• [Directive]:
Write out each record below exactly as it appears, with no pictures.

• [Dataset extract]:
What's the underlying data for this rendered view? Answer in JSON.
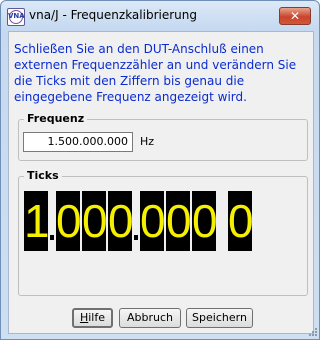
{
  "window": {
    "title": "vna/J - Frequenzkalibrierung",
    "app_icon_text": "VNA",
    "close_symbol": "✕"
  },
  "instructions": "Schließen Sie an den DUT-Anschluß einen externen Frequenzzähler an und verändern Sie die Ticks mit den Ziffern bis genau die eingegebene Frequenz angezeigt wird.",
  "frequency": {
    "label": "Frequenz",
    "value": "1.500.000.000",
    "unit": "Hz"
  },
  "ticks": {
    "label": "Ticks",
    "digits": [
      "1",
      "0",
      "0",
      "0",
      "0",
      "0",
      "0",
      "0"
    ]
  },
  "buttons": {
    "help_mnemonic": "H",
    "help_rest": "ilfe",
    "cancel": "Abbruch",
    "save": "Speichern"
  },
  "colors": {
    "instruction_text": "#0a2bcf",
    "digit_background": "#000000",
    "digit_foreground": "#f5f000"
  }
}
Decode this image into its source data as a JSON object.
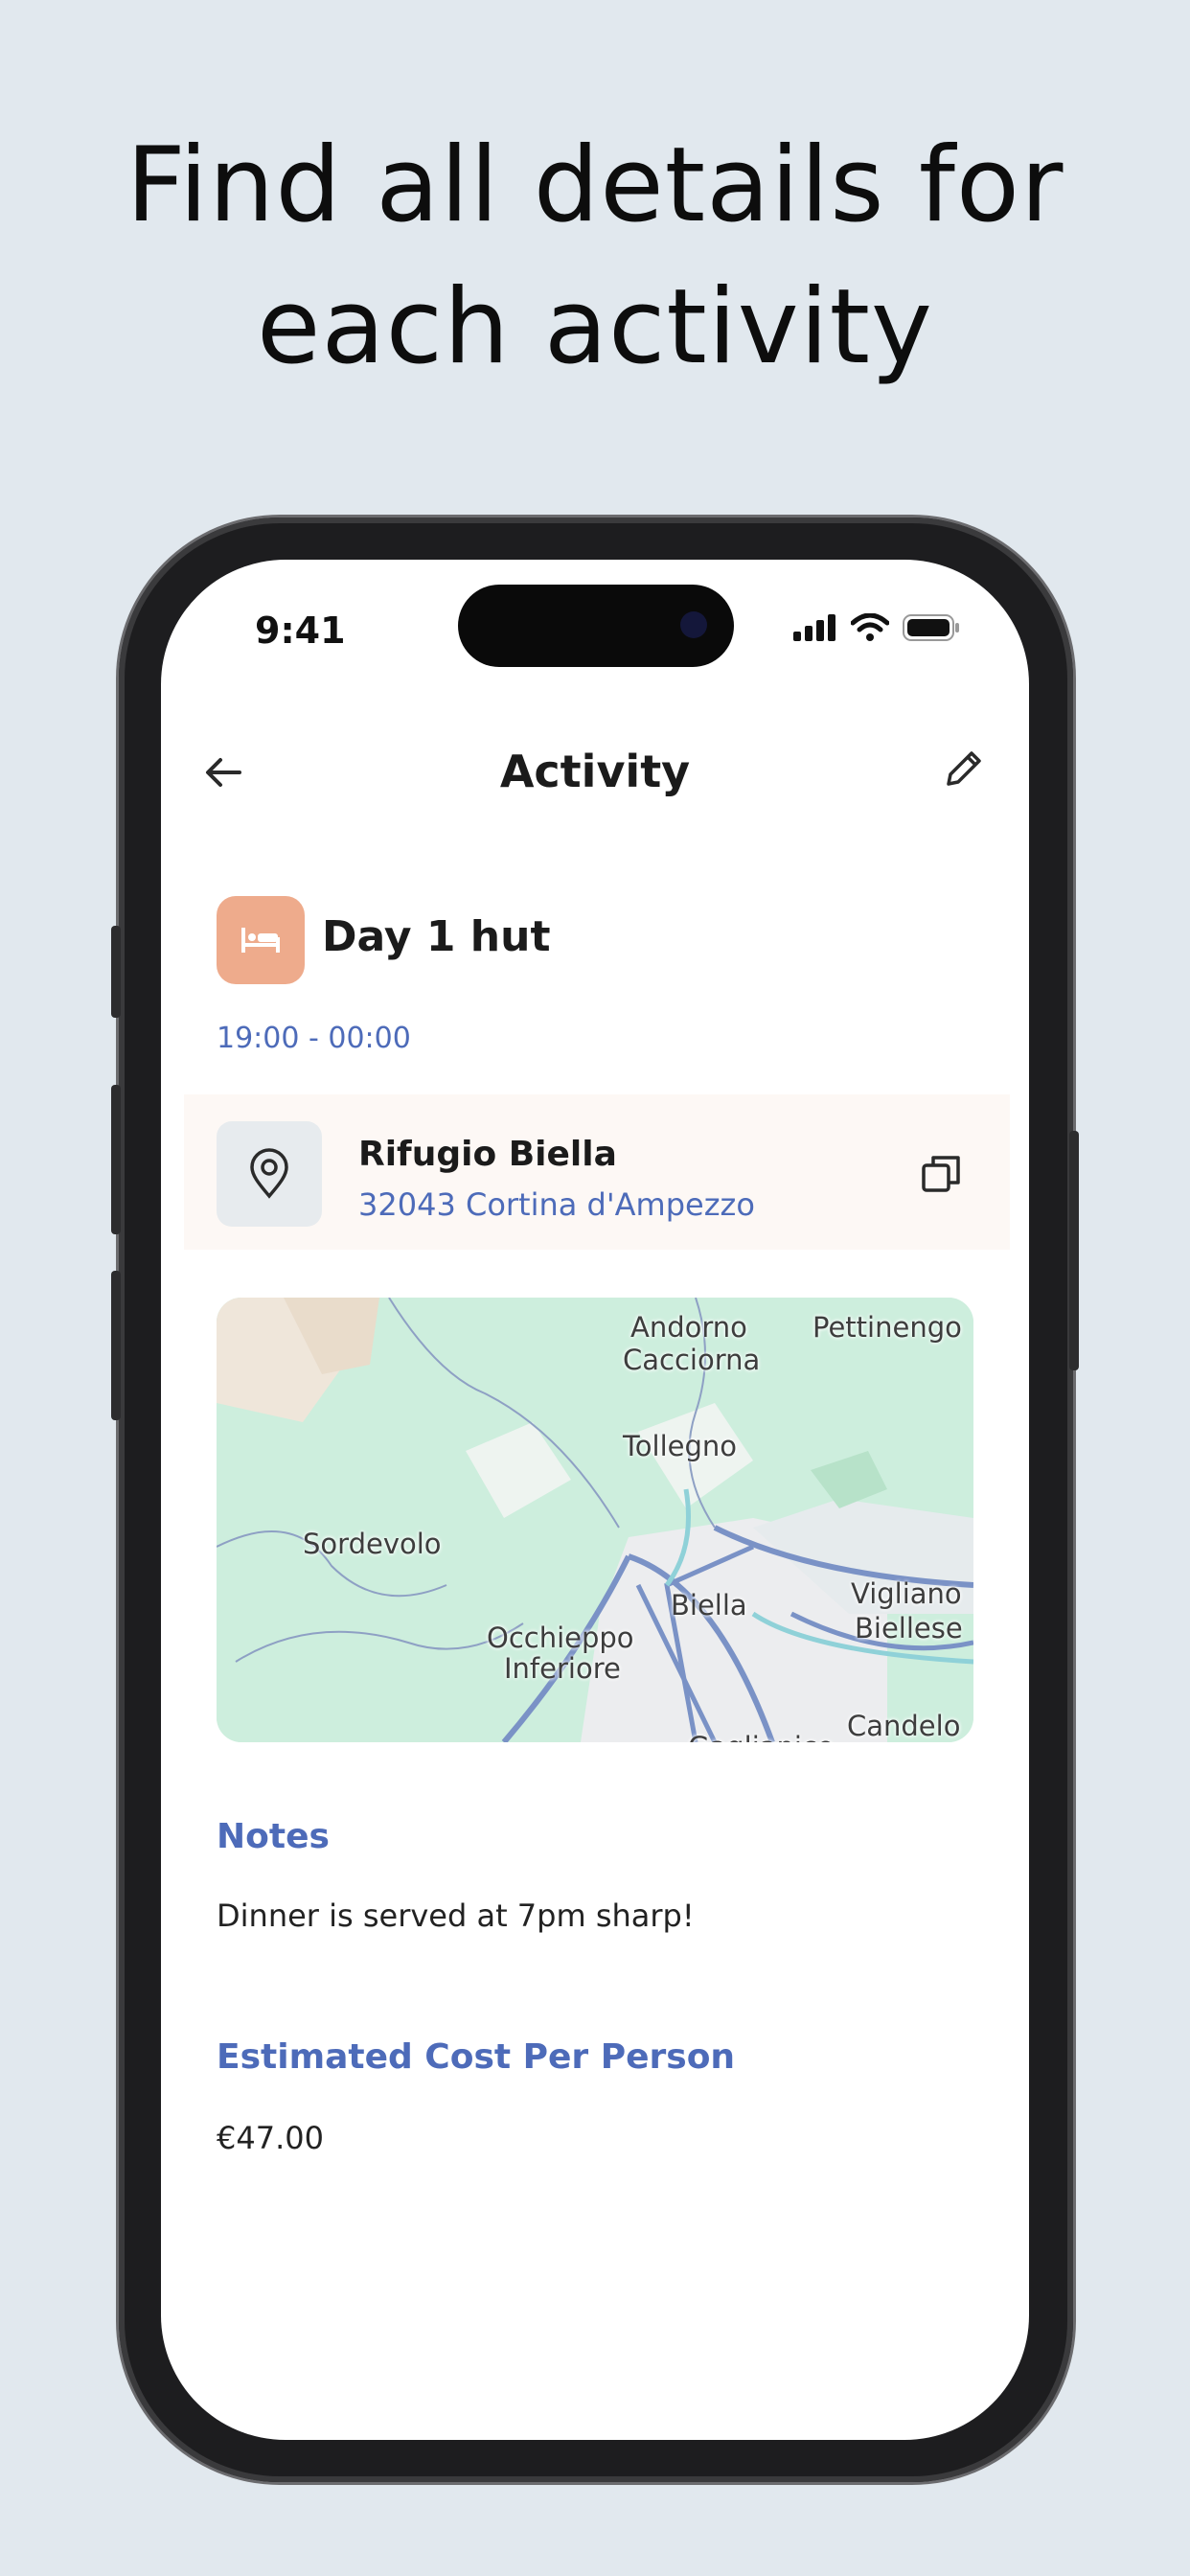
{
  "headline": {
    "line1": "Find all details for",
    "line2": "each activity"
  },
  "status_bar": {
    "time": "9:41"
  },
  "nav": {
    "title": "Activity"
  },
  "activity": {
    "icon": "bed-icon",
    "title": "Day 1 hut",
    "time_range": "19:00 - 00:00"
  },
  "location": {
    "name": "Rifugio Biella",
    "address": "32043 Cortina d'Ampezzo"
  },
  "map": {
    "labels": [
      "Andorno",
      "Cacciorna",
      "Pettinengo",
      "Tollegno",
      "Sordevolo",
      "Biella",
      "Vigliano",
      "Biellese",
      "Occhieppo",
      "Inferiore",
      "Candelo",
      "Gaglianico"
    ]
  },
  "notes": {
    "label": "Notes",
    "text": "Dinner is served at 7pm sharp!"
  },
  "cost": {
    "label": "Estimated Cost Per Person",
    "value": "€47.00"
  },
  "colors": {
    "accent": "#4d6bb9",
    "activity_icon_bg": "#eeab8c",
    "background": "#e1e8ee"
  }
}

• [Answer to the problem]:
What's the underlying data for this rendered view? Answer in JSON.
{
  "window": {
    "title": "vna/J - Frequenzkalibrierung",
    "app_icon_text": "VNA",
    "close_symbol": "✕"
  },
  "instructions": "Schließen Sie an den DUT-Anschluß einen externen Frequenzzähler an und verändern Sie die Ticks mit den Ziffern bis genau die eingegebene Frequenz angezeigt wird.",
  "frequency": {
    "label": "Frequenz",
    "value": "1.500.000.000",
    "unit": "Hz"
  },
  "ticks": {
    "label": "Ticks",
    "digits": [
      "1",
      "0",
      "0",
      "0",
      "0",
      "0",
      "0",
      "0"
    ]
  },
  "buttons": {
    "help_mnemonic": "H",
    "help_rest": "ilfe",
    "cancel": "Abbruch",
    "save": "Speichern"
  },
  "colors": {
    "instruction_text": "#0a2bcf",
    "digit_background": "#000000",
    "digit_foreground": "#f5f000"
  }
}
Decode this image into its source data as a JSON object.
{
  "headline": {
    "line1": "Find all details for",
    "line2": "each activity"
  },
  "status_bar": {
    "time": "9:41"
  },
  "nav": {
    "title": "Activity"
  },
  "activity": {
    "icon": "bed-icon",
    "title": "Day 1 hut",
    "time_range": "19:00 - 00:00"
  },
  "location": {
    "name": "Rifugio Biella",
    "address": "32043 Cortina d'Ampezzo"
  },
  "map": {
    "labels": [
      "Andorno",
      "Cacciorna",
      "Pettinengo",
      "Tollegno",
      "Sordevolo",
      "Biella",
      "Vigliano",
      "Biellese",
      "Occhieppo",
      "Inferiore",
      "Candelo",
      "Gaglianico"
    ]
  },
  "notes": {
    "label": "Notes",
    "text": "Dinner is served at 7pm sharp!"
  },
  "cost": {
    "label": "Estimated Cost Per Person",
    "value": "€47.00"
  },
  "colors": {
    "accent": "#4d6bb9",
    "activity_icon_bg": "#eeab8c",
    "background": "#e1e8ee"
  }
}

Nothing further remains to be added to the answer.